Give every line of the material again, exactly as written.

━━ SOURCE RECORDS ━━

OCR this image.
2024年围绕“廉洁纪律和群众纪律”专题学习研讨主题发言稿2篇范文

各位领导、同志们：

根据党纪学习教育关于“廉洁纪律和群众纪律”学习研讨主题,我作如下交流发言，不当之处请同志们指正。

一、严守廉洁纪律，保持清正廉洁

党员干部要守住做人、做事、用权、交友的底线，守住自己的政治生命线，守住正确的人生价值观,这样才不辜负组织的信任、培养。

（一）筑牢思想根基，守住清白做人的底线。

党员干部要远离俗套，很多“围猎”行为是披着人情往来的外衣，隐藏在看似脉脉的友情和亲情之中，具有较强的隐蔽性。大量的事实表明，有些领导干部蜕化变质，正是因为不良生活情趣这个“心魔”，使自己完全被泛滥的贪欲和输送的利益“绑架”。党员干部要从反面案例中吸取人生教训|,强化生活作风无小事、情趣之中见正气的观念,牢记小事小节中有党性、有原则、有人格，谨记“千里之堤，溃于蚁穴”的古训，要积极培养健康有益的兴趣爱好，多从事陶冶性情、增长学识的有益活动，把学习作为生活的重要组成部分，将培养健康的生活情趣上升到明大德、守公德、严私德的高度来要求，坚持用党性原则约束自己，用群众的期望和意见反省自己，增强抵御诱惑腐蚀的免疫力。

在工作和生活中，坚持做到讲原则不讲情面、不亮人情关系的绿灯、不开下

━━━

_REPLY_:
OCR this image.
2024年围绕“廉洁纪律和群众纪律”专题学习研讨主题发言稿2篇范文

各位领导、同志们：

根据党纪学习教育关于“廉洁纪律和群众纪律”学习研讨主题,我作如下交流发言，不当之处请同志们指正。

一、严守廉洁纪律，保持清正廉洁

党员干部要守住做人、做事、用权、交友的底线，守住自己的政治生命线，守住正确的人生价值观,这样才不辜负组织的信任、培养。

（一）筑牢思想根基，守住清白做人的底线。

党员干部要远离俗套，很多“围猎”行为是披着人情往来的外衣，隐藏在看似脉脉的友情和亲情之中，具有较强的隐蔽性。大量的事实表明，有些领导干部蜕化变质，正是因为不良生活情趣这个“心魔”，使自己完全被泛滥的贪欲和输送的利益“绑架”。党员干部要从反面案例中吸取人生教训|,强化生活作风无小事、情趣之中见正气的观念,牢记小事小节中有党性、有原则、有人格，谨记“千里之堤，溃于蚁穴”的古训，要积极培养健康有益的兴趣爱好，多从事陶冶性情、增长学识的有益活动，把学习作为生活的重要组成部分，将培养健康的生活情趣上升到明大德、守公德、严私德的高度来要求，坚持用党性原则约束自己，用群众的期望和意见反省自己，增强抵御诱惑腐蚀的免疫力。

在工作和生活中，坚持做到讲原则不讲情面、不亮人情关系的绿灯、不开下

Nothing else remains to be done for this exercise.